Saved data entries
------------------------------------------------

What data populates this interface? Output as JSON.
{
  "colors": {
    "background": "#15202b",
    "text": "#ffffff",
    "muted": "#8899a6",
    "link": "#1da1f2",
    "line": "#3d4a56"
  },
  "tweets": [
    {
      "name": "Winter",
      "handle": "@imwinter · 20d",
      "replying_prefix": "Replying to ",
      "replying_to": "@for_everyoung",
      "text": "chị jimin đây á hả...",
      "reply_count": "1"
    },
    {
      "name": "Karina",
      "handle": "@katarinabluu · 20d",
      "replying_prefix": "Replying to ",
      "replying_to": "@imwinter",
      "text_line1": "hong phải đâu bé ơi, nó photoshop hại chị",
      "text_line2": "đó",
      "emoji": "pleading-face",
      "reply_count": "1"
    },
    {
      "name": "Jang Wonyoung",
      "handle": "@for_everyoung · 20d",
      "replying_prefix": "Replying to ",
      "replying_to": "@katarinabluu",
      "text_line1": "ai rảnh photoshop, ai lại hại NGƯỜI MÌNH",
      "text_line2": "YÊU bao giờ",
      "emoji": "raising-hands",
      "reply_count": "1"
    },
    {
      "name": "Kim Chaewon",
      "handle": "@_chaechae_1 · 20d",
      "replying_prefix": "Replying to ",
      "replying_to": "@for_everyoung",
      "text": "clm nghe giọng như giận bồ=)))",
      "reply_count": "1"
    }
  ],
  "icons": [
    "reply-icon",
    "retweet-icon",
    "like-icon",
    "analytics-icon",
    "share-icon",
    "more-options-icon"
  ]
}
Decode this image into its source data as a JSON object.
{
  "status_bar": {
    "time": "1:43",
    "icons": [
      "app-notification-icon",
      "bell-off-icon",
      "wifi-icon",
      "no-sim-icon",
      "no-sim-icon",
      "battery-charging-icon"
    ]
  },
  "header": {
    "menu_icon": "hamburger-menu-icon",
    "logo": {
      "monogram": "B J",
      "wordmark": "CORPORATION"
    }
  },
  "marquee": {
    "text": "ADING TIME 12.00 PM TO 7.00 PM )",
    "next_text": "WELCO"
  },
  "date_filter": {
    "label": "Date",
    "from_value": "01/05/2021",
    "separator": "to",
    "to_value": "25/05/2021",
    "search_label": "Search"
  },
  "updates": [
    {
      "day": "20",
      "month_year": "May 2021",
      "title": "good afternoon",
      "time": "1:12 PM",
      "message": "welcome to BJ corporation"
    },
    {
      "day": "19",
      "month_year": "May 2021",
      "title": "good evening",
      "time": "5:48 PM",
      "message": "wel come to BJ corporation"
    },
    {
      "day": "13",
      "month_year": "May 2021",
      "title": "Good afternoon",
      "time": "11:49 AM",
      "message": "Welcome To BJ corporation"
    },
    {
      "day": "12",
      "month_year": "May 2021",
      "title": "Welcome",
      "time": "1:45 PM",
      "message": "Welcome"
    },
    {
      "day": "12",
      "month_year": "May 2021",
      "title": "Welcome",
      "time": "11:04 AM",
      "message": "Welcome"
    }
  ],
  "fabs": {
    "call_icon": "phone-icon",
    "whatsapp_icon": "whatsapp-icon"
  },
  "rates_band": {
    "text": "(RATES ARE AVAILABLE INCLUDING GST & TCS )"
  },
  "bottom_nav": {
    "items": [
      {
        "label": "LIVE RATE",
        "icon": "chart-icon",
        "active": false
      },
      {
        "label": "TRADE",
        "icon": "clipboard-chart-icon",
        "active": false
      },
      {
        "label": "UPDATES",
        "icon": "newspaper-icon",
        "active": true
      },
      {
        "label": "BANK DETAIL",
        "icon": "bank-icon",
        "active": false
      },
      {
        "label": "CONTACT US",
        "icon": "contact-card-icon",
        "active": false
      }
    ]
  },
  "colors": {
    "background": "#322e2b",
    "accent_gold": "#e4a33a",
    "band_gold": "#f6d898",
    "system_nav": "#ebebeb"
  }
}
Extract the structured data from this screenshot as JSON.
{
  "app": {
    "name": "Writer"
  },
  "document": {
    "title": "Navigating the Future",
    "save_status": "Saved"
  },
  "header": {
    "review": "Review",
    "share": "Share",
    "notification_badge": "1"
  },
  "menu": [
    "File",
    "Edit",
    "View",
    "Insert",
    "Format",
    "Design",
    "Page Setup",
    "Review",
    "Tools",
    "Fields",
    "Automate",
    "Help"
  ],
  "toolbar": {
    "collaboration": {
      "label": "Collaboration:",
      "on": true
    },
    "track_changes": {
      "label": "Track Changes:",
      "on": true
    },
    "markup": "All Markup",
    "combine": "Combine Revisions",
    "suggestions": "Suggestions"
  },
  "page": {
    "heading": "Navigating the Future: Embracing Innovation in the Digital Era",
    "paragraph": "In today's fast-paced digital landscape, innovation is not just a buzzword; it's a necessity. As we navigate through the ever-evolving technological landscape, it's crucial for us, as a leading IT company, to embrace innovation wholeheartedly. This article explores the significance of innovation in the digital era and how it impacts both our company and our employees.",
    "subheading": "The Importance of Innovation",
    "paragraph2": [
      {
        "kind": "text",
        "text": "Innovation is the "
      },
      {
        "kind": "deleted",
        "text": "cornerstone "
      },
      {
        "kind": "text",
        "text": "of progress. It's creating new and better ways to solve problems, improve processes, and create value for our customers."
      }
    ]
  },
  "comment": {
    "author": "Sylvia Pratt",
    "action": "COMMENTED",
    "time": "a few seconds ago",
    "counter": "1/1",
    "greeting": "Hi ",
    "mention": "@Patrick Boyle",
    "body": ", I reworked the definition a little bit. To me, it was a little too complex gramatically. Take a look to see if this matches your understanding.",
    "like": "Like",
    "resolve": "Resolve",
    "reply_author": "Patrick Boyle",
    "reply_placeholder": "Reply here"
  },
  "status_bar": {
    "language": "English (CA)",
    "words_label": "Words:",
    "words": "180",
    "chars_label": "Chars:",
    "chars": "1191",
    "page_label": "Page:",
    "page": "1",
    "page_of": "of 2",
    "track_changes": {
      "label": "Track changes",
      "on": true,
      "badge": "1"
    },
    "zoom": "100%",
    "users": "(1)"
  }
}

------------------------------------------------

• What you are asked to do: Identify the lines above that contain the word "handle", then copy them.

• Expected answer:
      "handle": "@imwinter · 20d",
      "handle": "@katarinabluu · 20d",
      "handle": "@for_everyoung · 20d",
      "handle": "@_chaechae_1 · 20d",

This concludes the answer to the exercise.